▶ [Excerpt]:

####

BD: [Mildly concerned] You don’t see
yourself living beyond that?
Landmesser: I just live hoping my life continues.
Seasons blend. I don’t know how long I’ve been here, and
I don’t know how long any of us have been here. We just always have
been here, and we’ll always be here. Jean-Pierre is still with
me, and he’s still with Bill. He influences everything we do, just
as Solti will at the
Chicago Symphony. There are people that will influence you forever,
and maybe someday we’ll influence somebody else with what we do.
BD: I hope so. Do you feel that you influence
the audience by getting all of these things done, so that it’s presented
each night for 3,600 people?
Landmesser: We try not to think of it in a
personalized way, but in a team way. I have to believe we influence
what the audience sees. We want them to see something that is
so polished, so clean, so professional that it’s unlikely. When
they see Phantom and they can see into the wings, they can see
things happening. They see something wiggling, or they see something
askew. For us, that’s hard on the tenth performance of an opera
that opened a month and a half ago. It’s hard because in the meantime
you’ve rehearsed and opened three other operas. There’s a lot of
work going on on the stage, with what’s hanging in the air, what’s sitting
in the wings, what’s being rehearsed, what’s marked, where the lights
were focused before, and so forth. It is hard to keep re-creating
that, because it’s a new show every time. It’s not like some theater
or opera house where you have one opera on stage, and it’s been there
for two months. That’s a very easy show to put on stage because
it never moves, it never wiggles.

####

▶ [Data section]:
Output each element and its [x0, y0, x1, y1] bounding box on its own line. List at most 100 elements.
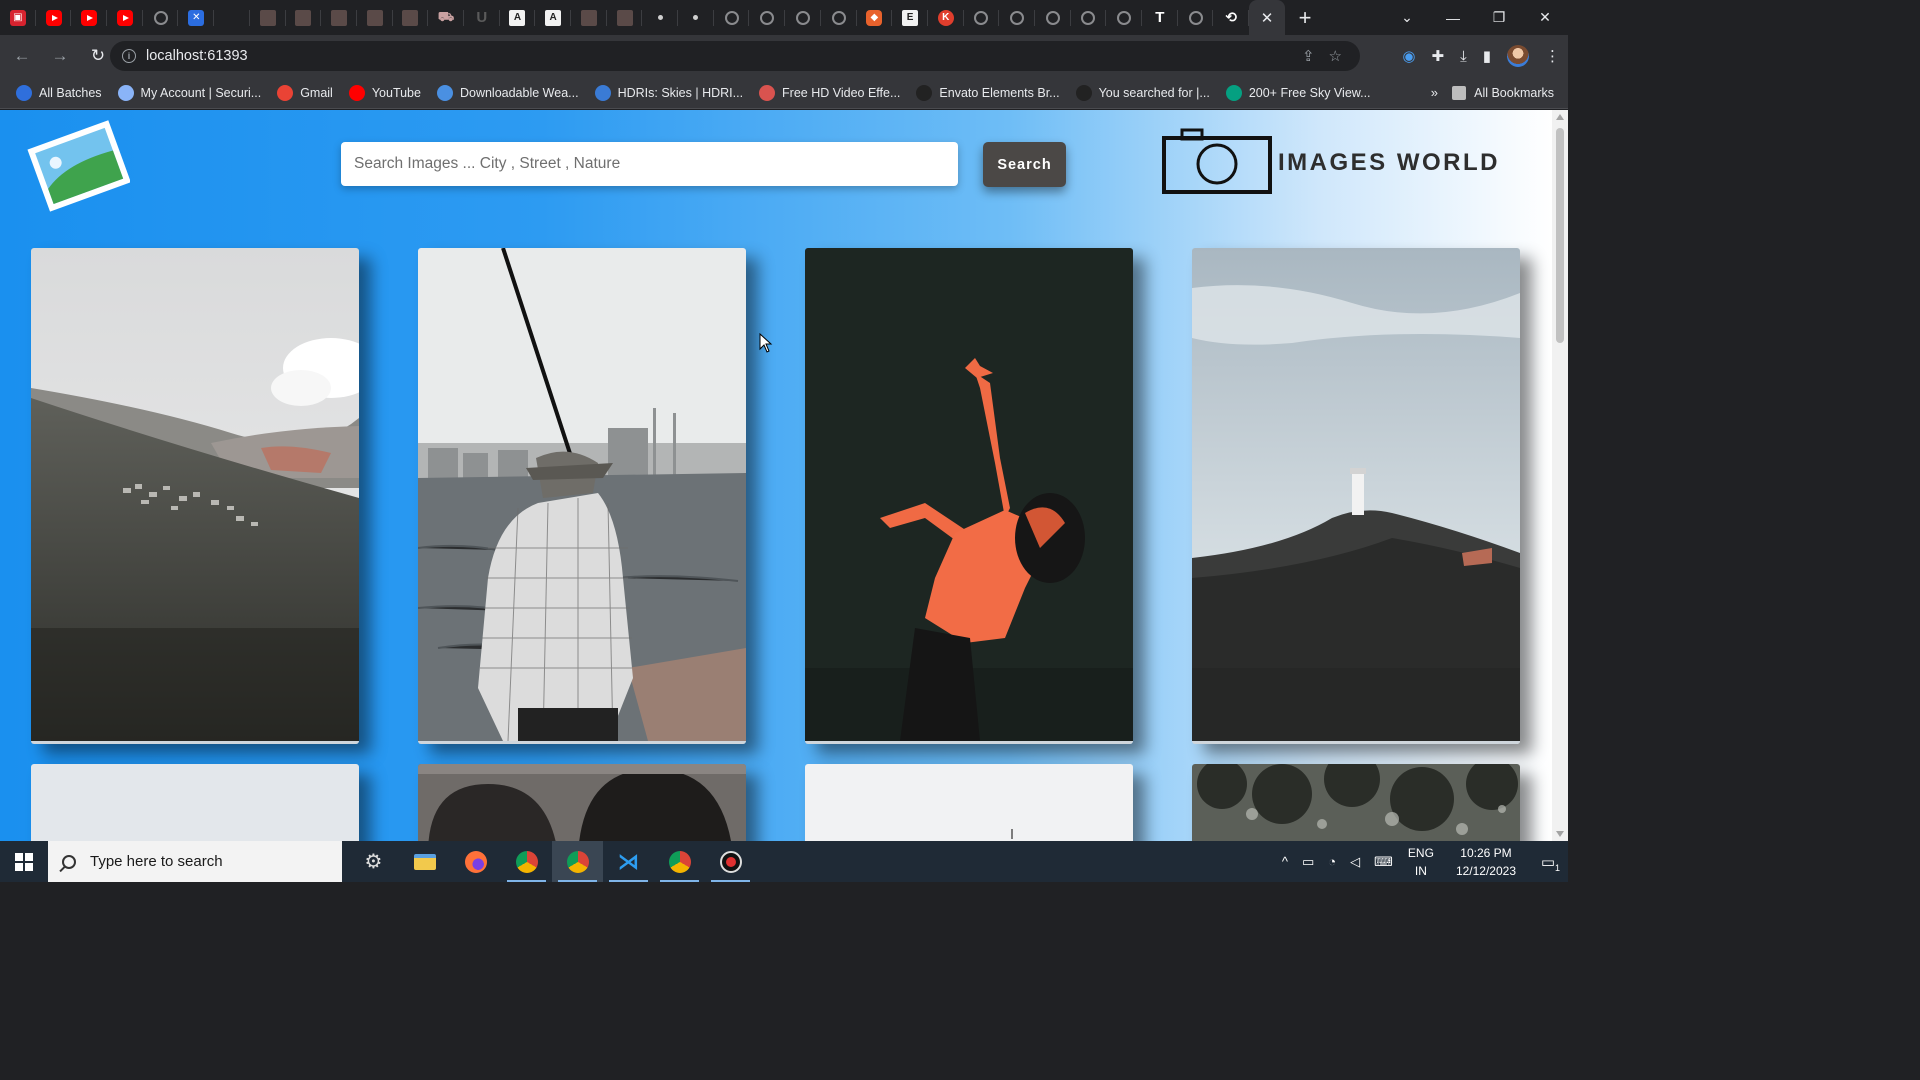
tab-k[interactable]: K [928, 0, 964, 35]
tab-doc-5[interactable] [393, 0, 429, 35]
search-button[interactable]: Search [983, 142, 1066, 187]
download-icon[interactable]: ⤓ [1460, 48, 1467, 65]
gallery-card-lighthouse[interactable] [1192, 248, 1520, 744]
tab-e[interactable]: E [892, 0, 928, 35]
bookmark-item[interactable]: Downloadable Wea... [436, 84, 579, 101]
tab-globe-9[interactable] [1106, 0, 1142, 35]
profile-avatar[interactable] [1507, 45, 1529, 67]
tab-globe-8[interactable] [1071, 0, 1107, 35]
minimize-button[interactable]: — [1430, 10, 1476, 26]
back-button[interactable]: ← [6, 40, 38, 72]
scroll-down-arrow-icon[interactable] [1556, 831, 1564, 837]
bookmark-item[interactable]: 200+ Free Sky View... [1225, 84, 1371, 101]
bookmarks-overflow-chevron-icon[interactable]: » [1431, 85, 1438, 100]
battery-icon[interactable]: ▭ [1302, 854, 1314, 870]
site-logo-icon[interactable] [22, 120, 130, 212]
chevron-up-icon[interactable]: ^ [1282, 854, 1288, 869]
tab-a-1[interactable]: A [500, 0, 536, 35]
clock[interactable]: 10:26 PM 12/12/2023 [1456, 844, 1516, 880]
taskbar-file-explorer[interactable] [399, 841, 450, 882]
tab-doc-2[interactable] [286, 0, 322, 35]
taskbar-chrome-1[interactable] [501, 841, 552, 882]
gallery-card-trees[interactable] [1192, 764, 1520, 841]
notification-center-button[interactable]: ▭ 1 [1528, 853, 1568, 873]
tab-dot-2[interactable] [678, 0, 714, 35]
side-panel-icon[interactable]: ▮ [1483, 47, 1491, 65]
extension-edge-icon[interactable]: ◉ [1402, 47, 1415, 65]
tab-search-chevron-icon[interactable]: ⌄ [1384, 9, 1430, 26]
bookmark-item[interactable]: YouTube [348, 84, 421, 101]
tab-globe-7[interactable] [1035, 0, 1071, 35]
taskbar-settings[interactable]: ⚙ [348, 841, 399, 882]
bookmark-item[interactable]: You searched for |... [1075, 84, 1210, 101]
taskbar-vscode[interactable]: ⋊ [603, 841, 654, 882]
volume-icon[interactable]: ◁ [1350, 854, 1360, 870]
bookmark-item[interactable]: All Batches [16, 84, 102, 101]
tab-doc-4[interactable] [357, 0, 393, 35]
extensions-puzzle-icon[interactable]: ✚ [1432, 47, 1445, 65]
site-info-icon[interactable]: i [122, 49, 136, 63]
taskbar-chrome-3[interactable] [654, 841, 705, 882]
close-window-button[interactable]: ✕ [1522, 9, 1568, 26]
close-icon[interactable]: ✕ [1261, 9, 1274, 27]
menu-kebab-icon[interactable]: ⋮ [1545, 47, 1560, 65]
tab-a-2[interactable]: A [535, 0, 571, 35]
bookmark-item[interactable]: My Account | Securi... [117, 84, 261, 101]
share-icon[interactable]: ⇪ [1302, 47, 1315, 65]
gallery-card-mountain-village[interactable] [31, 248, 359, 744]
gallery-card-fisherman[interactable] [418, 248, 746, 744]
restore-button[interactable]: ❐ [1476, 9, 1522, 26]
bookmark-item[interactable]: Free HD Video Effe... [759, 84, 900, 101]
tab-tag[interactable]: ◆ [857, 0, 893, 35]
address-bar[interactable]: i localhost:61393 ⇪ ☆ [110, 41, 1360, 71]
tab-globe-3[interactable] [785, 0, 821, 35]
tab-doc-7[interactable] [607, 0, 643, 35]
tab-globe-5[interactable] [964, 0, 1000, 35]
start-button[interactable] [0, 841, 48, 882]
bookmark-item[interactable]: Gmail [277, 84, 333, 101]
network-icon[interactable]: ◔ [1328, 854, 1336, 869]
scrollbar-thumb[interactable] [1556, 128, 1564, 343]
tab-cart[interactable]: ⛟ [428, 0, 464, 35]
tab-u[interactable]: U [464, 0, 500, 35]
tab-globe-10[interactable] [1178, 0, 1214, 35]
tab-globe-4[interactable] [821, 0, 857, 35]
tab-globe-1[interactable] [714, 0, 750, 35]
tab-github[interactable] [143, 0, 179, 35]
bookmark-item[interactable]: HDRIs: Skies | HDRI... [594, 84, 743, 101]
tab-doc-6[interactable] [571, 0, 607, 35]
bookmark-item[interactable]: Envato Elements Br... [916, 84, 1060, 101]
tab-doc-1[interactable] [250, 0, 286, 35]
bookmark-star-icon[interactable]: ☆ [1329, 47, 1342, 65]
tab-history[interactable]: ⟲ [1213, 0, 1249, 35]
language-indicator[interactable]: ENG IN [1408, 844, 1434, 880]
gallery-card-white[interactable] [805, 764, 1133, 841]
taskbar-chrome-2[interactable] [552, 841, 603, 882]
search-input[interactable] [341, 142, 958, 186]
tab-t[interactable]: T [1142, 0, 1178, 35]
tab-active-close[interactable]: ✕ [1249, 0, 1286, 35]
page-scrollbar[interactable] [1552, 110, 1568, 841]
tab-youtube-2[interactable] [71, 0, 107, 35]
url-text[interactable]: localhost:61393 [146, 48, 248, 64]
tab-globe-2[interactable] [749, 0, 785, 35]
taskbar-recorder[interactable] [705, 841, 756, 882]
tab-doc-3[interactable] [321, 0, 357, 35]
all-bookmarks-button[interactable]: All Bookmarks [1452, 77, 1554, 109]
tab-bag[interactable]: ▣ [0, 0, 36, 35]
taskbar-search-box[interactable]: Type here to search [48, 841, 342, 882]
gallery-card-dancer[interactable] [805, 248, 1133, 744]
tab-youtube-3[interactable] [107, 0, 143, 35]
tab-blank[interactable] [214, 0, 250, 35]
tab-youtube-1[interactable] [36, 0, 72, 35]
keyboard-icon[interactable]: ⌨ [1374, 854, 1393, 870]
scroll-up-arrow-icon[interactable] [1556, 114, 1564, 120]
gallery-card-arches[interactable] [418, 764, 746, 841]
tab-globe-6[interactable] [999, 0, 1035, 35]
taskbar-firefox[interactable] [450, 841, 501, 882]
tab-dot-1[interactable] [642, 0, 678, 35]
forward-button[interactable]: → [44, 40, 76, 72]
new-tab-button[interactable]: + [1285, 0, 1325, 35]
tab-figma[interactable]: ✕ [178, 0, 214, 35]
gallery-card-sky[interactable] [31, 764, 359, 841]
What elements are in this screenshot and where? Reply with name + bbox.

####

▶ [What is asked]:
(a) In the interview, switch "Solti" to "Barenboim" and write out the passage from "Landmesser: I just" up to and including "what we do.".
(b) In the interview, how many other operas does Landmesser say have been rehearsed and opened in the time since an opera opened a month and a half ago?
The items have no role in this work.

▶ [Solutions]:
(a)
Landmesser: I just live hoping my life continues.
Seasons blend. I don’t know how long I’ve been here, and
I don’t know how long any of us have been here. We just always have
been here, and we’ll always be here. Jean-Pierre is still with
me, and he’s still with Bill. He influences everything we do, just
as Barenboim will at the
Chicago Symphony. There are people that will influence you forever,
and maybe someday we’ll influence somebody else with what we do.

(b) Three other operas.